Case ID: f2d_807/html/0743-01.html
Source: Caselaw Access Project
Author: {"author": "FAGG, Circuit Judge.", "license": "Public Domain", "url": "https://static.case.law/"}
Date Created: 2024-08-24T03:29:51.129683

ENSCO, INC., Appellee, v. Mike DUMAS, as County Judge of Union County, Arkansas; Robert H. Archer, Margaret Compton, Gloria Ann Calhoun, Ken Goudy, Robert R. Cook, F.D. Shivers, Corbit White, Don R. Crawford, as Members of the Union County Quorum Court, Appellants, Dr. Phyllis Garnett, as Director of the Arkansas Department of Pollution Control and Ecology, Jess Womack, Rubin Darden and John D. Wilson, Members of the Union County Quorum Court, Appellees.
    No. 86-1410.
    United States Court of Appeals, Eighth Circuit.
    Submitted Nov. 10, 1986.
    Decided Dec. 22, 1986.
    
      Michael A. Stick, Chicago, 111., for appellants.
    Vincent Foster, Jr. and Carol S. Arnold, Little Rock, Ark., for appellee.
    Before JOHN R. GIBSON, Circuit Judge, HENLEY, Senior Circuit Judge, and FAGG, Circuit Judge.
   FAGG, Circuit Judge.

The issue on this appeal is whether Union County, Arkansas, may, consistent with existing federal legislation, enforce its Ordinance No. 171 prohibiting the storage, treatment, or disposal of “acute hazardous waste” within its boundaries. ENSCO, Inc., which wishes to incinerate this type of waste at its Union County facility, brought suit challenging the Ordinance on a variety of grounds, and the district court permanently enjoined enforcement. The court found the Ordinance invalid as preempted by the Resource Conservation and Recovery Act of 1976 (RCRA), see 42 U.S.C. §§ 6901-699U (as amended 1978,1984), and by the Arkansas Hazardous Waste Management Act of 1979, see Ark.Stat. Ann. §§ 82-4201 to -4216 (Supp.1985). We affirm, reaching only the federal preemption question.

The RCRA embodies — and through a 1984 amendment expressly declares — a national policy of requiring that hazardous waste be treated, stored, and disposed of in a manner that “minimize[s] the present and future threat to human health and the environment.” 42 U.S.C. § 6902(b) (Supp. Ill 1985). The Act specifies that its objective will be advanced through the encouragement of treatment in preference to land disposal of hazardous waste. Id. § 6902(a)(6); see also id. § 6901(b)(7), (8). Land disposal in certain instances even is prohibited absent a determination by the Environmental Protection Agency (EPA) that a ban is not necessary to achieve the goals of the Act. See, e.g., id. § 6924(e). The RCRA authorizes the EPA to establish performance and safety standards applicable to the treatment, storage, and disposal of hazardous waste. Id. § 6924(a).

--------------------------------------------------

| Required task |
Could you carry on the court opinion on the Union County hazardous waste ordinance, picking up right after its last sentence? The items that follow are not needed for this.

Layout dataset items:
--------------------------------------------------

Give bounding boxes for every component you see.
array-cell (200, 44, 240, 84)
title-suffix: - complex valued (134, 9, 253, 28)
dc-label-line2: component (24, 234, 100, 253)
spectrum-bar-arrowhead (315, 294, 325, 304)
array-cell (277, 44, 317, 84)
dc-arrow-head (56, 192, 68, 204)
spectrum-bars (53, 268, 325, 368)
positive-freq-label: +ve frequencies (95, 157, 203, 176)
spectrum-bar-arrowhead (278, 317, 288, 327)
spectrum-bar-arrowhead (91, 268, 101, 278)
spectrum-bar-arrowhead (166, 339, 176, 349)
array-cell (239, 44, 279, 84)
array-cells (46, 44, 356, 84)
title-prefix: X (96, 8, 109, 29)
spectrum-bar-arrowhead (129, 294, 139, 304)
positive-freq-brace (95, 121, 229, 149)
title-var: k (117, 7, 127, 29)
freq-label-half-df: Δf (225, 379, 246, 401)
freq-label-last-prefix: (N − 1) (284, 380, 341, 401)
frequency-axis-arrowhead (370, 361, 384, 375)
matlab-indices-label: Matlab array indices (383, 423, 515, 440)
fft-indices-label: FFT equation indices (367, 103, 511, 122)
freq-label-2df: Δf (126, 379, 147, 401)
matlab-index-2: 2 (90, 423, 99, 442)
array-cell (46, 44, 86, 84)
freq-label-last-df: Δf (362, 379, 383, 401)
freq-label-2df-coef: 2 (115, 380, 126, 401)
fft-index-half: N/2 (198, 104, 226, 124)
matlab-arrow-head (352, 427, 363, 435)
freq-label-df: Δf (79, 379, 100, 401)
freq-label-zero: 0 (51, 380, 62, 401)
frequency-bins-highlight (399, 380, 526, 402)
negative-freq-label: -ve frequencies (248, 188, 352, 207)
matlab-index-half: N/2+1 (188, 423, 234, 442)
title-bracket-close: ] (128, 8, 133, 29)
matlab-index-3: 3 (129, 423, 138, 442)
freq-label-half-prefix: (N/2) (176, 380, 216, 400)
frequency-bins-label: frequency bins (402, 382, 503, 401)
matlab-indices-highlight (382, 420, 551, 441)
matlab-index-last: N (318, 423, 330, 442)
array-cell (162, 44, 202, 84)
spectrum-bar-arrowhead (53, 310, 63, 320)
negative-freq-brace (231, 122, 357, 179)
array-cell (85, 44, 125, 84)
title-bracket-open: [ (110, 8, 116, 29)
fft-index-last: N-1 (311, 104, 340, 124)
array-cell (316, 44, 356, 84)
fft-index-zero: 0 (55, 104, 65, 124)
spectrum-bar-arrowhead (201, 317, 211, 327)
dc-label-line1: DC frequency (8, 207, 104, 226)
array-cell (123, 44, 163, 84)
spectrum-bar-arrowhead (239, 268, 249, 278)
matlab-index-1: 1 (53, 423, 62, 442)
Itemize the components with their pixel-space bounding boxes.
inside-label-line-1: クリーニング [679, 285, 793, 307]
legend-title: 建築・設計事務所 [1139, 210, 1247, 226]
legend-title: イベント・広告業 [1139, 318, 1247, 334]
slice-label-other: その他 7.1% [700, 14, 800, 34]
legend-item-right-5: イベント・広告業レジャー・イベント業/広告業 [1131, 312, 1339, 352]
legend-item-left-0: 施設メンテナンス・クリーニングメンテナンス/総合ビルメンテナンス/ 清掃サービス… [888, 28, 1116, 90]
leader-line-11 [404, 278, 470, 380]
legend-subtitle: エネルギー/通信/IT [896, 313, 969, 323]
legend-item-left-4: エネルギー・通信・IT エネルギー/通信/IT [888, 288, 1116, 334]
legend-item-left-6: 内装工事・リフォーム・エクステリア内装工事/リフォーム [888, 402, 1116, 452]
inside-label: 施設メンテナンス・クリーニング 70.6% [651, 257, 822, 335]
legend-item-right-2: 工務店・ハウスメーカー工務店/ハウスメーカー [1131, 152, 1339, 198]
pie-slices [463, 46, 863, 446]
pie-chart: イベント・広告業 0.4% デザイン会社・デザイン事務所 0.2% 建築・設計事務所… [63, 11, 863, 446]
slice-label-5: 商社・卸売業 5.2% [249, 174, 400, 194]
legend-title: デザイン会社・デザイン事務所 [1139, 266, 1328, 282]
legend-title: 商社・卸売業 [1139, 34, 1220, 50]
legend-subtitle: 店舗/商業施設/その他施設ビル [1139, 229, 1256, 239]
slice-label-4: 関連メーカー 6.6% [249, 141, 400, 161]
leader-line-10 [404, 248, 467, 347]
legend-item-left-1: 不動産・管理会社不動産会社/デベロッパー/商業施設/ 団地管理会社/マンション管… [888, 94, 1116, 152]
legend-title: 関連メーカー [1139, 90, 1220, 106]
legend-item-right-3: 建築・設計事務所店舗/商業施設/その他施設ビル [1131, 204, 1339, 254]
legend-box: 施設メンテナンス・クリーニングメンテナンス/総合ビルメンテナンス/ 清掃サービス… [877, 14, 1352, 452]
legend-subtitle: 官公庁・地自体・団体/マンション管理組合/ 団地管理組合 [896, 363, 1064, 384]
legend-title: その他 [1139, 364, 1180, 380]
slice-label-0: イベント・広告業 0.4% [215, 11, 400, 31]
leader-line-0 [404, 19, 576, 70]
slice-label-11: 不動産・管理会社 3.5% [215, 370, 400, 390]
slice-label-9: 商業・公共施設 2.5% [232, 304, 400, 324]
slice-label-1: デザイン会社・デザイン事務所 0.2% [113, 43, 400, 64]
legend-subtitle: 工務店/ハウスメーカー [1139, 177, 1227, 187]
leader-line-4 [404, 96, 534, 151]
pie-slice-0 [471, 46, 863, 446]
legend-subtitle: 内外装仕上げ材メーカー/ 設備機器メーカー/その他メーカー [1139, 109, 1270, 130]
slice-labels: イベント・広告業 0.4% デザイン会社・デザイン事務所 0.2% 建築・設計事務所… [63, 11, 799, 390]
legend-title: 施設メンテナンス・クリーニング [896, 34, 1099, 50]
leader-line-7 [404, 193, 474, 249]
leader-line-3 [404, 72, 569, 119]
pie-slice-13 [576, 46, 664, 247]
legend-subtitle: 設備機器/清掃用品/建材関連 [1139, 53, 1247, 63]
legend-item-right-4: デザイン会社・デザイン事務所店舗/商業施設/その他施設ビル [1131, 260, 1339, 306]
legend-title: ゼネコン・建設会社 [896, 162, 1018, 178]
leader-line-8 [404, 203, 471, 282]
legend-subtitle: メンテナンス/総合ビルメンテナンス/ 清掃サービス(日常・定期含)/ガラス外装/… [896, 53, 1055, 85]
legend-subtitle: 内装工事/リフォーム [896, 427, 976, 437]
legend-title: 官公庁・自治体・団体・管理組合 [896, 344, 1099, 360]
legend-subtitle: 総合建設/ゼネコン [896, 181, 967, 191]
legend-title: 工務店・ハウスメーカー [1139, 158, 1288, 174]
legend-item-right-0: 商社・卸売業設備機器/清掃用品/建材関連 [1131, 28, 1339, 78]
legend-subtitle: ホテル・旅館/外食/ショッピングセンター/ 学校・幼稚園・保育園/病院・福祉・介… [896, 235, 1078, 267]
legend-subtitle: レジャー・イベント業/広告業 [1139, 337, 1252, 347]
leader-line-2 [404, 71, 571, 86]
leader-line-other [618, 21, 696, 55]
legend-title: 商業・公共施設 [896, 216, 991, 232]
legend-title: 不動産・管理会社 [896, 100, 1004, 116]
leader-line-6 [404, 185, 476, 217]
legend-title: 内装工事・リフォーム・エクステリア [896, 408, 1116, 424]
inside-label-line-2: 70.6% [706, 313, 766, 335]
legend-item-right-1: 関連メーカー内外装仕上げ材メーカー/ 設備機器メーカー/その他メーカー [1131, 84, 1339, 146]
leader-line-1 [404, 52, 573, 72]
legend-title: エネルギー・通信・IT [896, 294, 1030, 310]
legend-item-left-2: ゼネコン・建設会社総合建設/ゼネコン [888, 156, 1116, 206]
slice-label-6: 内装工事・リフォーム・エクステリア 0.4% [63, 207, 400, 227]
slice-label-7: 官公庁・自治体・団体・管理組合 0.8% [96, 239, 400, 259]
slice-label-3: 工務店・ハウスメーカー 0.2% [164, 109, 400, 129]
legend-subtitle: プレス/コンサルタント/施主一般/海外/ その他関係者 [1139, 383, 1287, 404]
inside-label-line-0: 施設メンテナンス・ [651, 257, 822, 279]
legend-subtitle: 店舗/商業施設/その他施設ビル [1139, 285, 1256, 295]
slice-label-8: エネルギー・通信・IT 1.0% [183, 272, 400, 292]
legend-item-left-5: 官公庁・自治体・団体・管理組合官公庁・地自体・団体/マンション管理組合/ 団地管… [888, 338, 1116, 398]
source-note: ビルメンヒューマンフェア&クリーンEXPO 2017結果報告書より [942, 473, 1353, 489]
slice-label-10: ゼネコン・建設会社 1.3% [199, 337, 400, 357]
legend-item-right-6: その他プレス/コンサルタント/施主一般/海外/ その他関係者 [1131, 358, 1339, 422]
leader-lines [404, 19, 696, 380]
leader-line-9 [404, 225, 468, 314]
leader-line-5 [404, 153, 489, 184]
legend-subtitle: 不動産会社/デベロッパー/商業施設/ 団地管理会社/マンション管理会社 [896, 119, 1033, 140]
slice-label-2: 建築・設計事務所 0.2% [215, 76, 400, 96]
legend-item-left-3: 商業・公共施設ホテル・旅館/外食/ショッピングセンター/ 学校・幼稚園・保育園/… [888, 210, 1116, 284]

--------------------------------------------------

| Written answer |
The EPA in January 1985 issued regulations governing the incineration and other disposal of what it labeled the “F020 series” of hazardous wastes. When ENSCO announced it would seek certification to incinerate those types of wastes at its existing Union County facility, the County responded by passing Ordinance No. 171. The F020 series wastes by definition constitute “acute hazardous waste” that under the Ordinance may not be stored, treated, or disposed of in Union County. Several of these wastes also fall within Congress’ statutory ban on land disposal. Id. § 6924(e).

The County, in defending Ordinance No. 171 against the claim of federal preemption, relies on the command of the RCRA that “[njothing in this chapter shall be construed to prohibit any State or political subdivision thereof from imposing any requirements, including those for site selection, which are more stringent than those imposed by [federal] regulations.” Id. § 6929. Its ban on the treatment of F020 series wastes, Union County argues, is merely a more stringent requirement on disposal and a regulation of site selection reflecting the County’s determination that there are no locations within its boundaries suitable for incineration of the designated wastes.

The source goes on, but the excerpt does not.